### Written task
Your task is to quote the material that follows, in full and exactly.

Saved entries
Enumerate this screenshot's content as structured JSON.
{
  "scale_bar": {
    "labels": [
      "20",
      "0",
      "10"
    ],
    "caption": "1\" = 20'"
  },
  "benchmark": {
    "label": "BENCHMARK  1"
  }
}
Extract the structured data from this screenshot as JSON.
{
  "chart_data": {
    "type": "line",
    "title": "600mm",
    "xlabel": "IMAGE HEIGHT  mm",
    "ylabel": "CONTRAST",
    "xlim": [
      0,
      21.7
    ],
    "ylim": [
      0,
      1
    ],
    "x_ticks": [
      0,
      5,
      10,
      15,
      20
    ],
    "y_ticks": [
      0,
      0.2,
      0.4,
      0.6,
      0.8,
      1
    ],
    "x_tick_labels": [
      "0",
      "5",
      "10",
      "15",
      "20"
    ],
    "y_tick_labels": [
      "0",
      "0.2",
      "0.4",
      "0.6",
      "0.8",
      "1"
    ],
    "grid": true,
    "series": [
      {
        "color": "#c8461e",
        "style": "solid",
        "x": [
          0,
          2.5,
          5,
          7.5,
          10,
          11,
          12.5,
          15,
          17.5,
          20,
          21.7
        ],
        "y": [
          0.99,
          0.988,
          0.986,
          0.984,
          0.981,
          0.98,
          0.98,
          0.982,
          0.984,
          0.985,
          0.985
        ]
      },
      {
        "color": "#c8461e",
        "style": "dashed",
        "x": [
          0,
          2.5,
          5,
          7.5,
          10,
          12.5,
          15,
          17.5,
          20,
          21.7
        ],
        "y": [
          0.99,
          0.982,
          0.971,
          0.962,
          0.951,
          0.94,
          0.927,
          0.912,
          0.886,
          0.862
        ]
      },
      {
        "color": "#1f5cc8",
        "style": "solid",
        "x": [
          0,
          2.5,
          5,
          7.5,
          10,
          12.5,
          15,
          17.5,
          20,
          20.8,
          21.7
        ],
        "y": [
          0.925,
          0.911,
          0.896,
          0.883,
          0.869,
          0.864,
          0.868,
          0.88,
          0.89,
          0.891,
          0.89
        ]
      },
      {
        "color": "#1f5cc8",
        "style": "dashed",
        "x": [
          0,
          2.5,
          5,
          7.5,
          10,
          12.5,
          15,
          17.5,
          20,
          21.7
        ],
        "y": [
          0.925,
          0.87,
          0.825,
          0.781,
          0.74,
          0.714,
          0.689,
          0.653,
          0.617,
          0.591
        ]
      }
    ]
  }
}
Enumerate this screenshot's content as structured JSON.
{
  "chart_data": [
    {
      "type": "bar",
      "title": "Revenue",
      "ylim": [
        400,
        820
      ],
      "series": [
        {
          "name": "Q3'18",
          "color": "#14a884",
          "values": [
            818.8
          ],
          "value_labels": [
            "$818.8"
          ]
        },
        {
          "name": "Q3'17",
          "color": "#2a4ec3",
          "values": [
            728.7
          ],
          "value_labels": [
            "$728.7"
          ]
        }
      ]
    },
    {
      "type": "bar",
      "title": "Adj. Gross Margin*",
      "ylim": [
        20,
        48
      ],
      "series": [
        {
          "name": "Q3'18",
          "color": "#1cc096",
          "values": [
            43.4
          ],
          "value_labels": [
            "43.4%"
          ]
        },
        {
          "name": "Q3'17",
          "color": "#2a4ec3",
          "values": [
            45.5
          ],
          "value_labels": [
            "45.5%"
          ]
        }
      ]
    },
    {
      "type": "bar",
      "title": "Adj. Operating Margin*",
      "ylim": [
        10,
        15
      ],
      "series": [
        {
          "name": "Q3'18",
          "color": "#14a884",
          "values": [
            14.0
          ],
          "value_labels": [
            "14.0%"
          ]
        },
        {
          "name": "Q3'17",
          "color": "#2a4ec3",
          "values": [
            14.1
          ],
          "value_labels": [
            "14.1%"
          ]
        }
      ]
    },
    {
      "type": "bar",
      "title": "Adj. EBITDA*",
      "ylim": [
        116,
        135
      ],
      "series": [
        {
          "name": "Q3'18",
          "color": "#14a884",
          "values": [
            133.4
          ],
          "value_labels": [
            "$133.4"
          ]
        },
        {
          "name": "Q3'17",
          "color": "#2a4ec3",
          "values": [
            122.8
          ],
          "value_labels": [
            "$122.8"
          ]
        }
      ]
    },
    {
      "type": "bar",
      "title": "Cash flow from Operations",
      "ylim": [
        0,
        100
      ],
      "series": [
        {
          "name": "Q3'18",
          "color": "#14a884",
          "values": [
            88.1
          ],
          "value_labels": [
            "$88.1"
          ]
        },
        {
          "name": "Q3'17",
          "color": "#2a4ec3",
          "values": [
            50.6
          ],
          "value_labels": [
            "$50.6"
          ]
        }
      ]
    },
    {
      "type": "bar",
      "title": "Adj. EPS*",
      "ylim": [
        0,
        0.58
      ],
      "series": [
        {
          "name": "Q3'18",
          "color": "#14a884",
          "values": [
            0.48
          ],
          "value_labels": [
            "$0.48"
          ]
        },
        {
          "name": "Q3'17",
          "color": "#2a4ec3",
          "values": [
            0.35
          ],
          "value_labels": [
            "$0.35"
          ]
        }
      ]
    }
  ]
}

### Task solution
Enumerate this screenshot's content as structured JSON.
{
  "scale_bar": {
    "labels": [
      "20",
      "0",
      "10"
    ],
    "caption": "1\" = 20'"
  },
  "benchmark": {
    "label": "BENCHMARK  1"
  }
}
Extract the structured data from this screenshot as JSON.
{
  "chart_data": {
    "type": "line",
    "title": "600mm",
    "xlabel": "IMAGE HEIGHT  mm",
    "ylabel": "CONTRAST",
    "xlim": [
      0,
      21.7
    ],
    "ylim": [
      0,
      1
    ],
    "x_ticks": [
      0,
      5,
      10,
      15,
      20
    ],
    "y_ticks": [
      0,
      0.2,
      0.4,
      0.6,
      0.8,
      1
    ],
    "x_tick_labels": [
      "0",
      "5",
      "10",
      "15",
      "20"
    ],
    "y_tick_labels": [
      "0",
      "0.2",
      "0.4",
      "0.6",
      "0.8",
      "1"
    ],
    "grid": true,
    "series": [
      {
        "color": "#c8461e",
        "style": "solid",
        "x": [
          0,
          2.5,
          5,
          7.5,
          10,
          11,
          12.5,
          15,
          17.5,
          20,
          21.7
        ],
        "y": [
          0.99,
          0.988,
          0.986,
          0.984,
          0.981,
          0.98,
          0.98,
          0.982,
          0.984,
          0.985,
          0.985
        ]
      },
      {
        "color": "#c8461e",
        "style": "dashed",
        "x": [
          0,
          2.5,
          5,
          7.5,
          10,
          12.5,
          15,
          17.5,
          20,
          21.7
        ],
        "y": [
          0.99,
          0.982,
          0.971,
          0.962,
          0.951,
          0.94,
          0.927,
          0.912,
          0.886,
          0.862
        ]
      },
      {
        "color": "#1f5cc8",
        "style": "solid",
        "x": [
          0,
          2.5,
          5,
          7.5,
          10,
          12.5,
          15,
          17.5,
          20,
          20.8,
          21.7
        ],
        "y": [
          0.925,
          0.911,
          0.896,
          0.883,
          0.869,
          0.864,
          0.868,
          0.88,
          0.89,
          0.891,
          0.89
        ]
      },
      {
        "color": "#1f5cc8",
        "style": "dashed",
        "x": [
          0,
          2.5,
          5,
          7.5,
          10,
          12.5,
          15,
          17.5,
          20,
          21.7
        ],
        "y": [
          0.925,
          0.87,
          0.825,
          0.781,
          0.74,
          0.714,
          0.689,
          0.653,
          0.617,
          0.591
        ]
      }
    ]
  }
}
Enumerate this screenshot's content as structured JSON.
{
  "chart_data": [
    {
      "type": "bar",
      "title": "Revenue",
      "ylim": [
        400,
        820
      ],
      "series": [
        {
          "name": "Q3'18",
          "color": "#14a884",
          "values": [
            818.8
          ],
          "value_labels": [
            "$818.8"
          ]
        },
        {
          "name": "Q3'17",
          "color": "#2a4ec3",
          "values": [
            728.7
          ],
          "value_labels": [
            "$728.7"
          ]
        }
      ]
    },
    {
      "type": "bar",
      "title": "Adj. Gross Margin*",
      "ylim": [
        20,
        48
      ],
      "series": [
        {
          "name": "Q3'18",
          "color": "#1cc096",
          "values": [
            43.4
          ],
          "value_labels": [
            "43.4%"
          ]
        },
        {
          "name": "Q3'17",
          "color": "#2a4ec3",
          "values": [
            45.5
          ],
          "value_labels": [
            "45.5%"
          ]
        }
      ]
    },
    {
      "type": "bar",
      "title": "Adj. Operating Margin*",
      "ylim": [
        10,
        15
      ],
      "series": [
        {
          "name": "Q3'18",
          "color": "#14a884",
          "values": [
            14.0
          ],
          "value_labels": [
            "14.0%"
          ]
        },
        {
          "name": "Q3'17",
          "color": "#2a4ec3",
          "values": [
            14.1
          ],
          "value_labels": [
            "14.1%"
          ]
        }
      ]
    },
    {
      "type": "bar",
      "title": "Adj. EBITDA*",
      "ylim": [
        116,
        135
      ],
      "series": [
        {
          "name": "Q3'18",
          "color": "#14a884",
          "values": [
            133.4
          ],
          "value_labels": [
            "$133.4"
          ]
        },
        {
          "name": "Q3'17",
          "color": "#2a4ec3",
          "values": [
            122.8
          ],
          "value_labels": [
            "$122.8"
          ]
        }
      ]
    },
    {
      "type": "bar",
      "title": "Cash flow from Operations",
      "ylim": [
        0,
        100
      ],
      "series": [
        {
          "name": "Q3'18",
          "color": "#14a884",
          "values": [
            88.1
          ],
          "value_labels": [
            "$88.1"
          ]
        },
        {
          "name": "Q3'17",
          "color": "#2a4ec3",
          "values": [
            50.6
          ],
          "value_labels": [
            "$50.6"
          ]
        }
      ]
    },
    {
      "type": "bar",
      "title": "Adj. EPS*",
      "ylim": [
        0,
        0.58
      ],
      "series": [
        {
          "name": "Q3'18",
          "color": "#14a884",
          "values": [
            0.48
          ],
          "value_labels": [
            "$0.48"
          ]
        },
        {
          "name": "Q3'17",
          "color": "#2a4ec3",
          "values": [
            0.35
          ],
          "value_labels": [
            "$0.35"
          ]
        }
      ]
    }
  ]
}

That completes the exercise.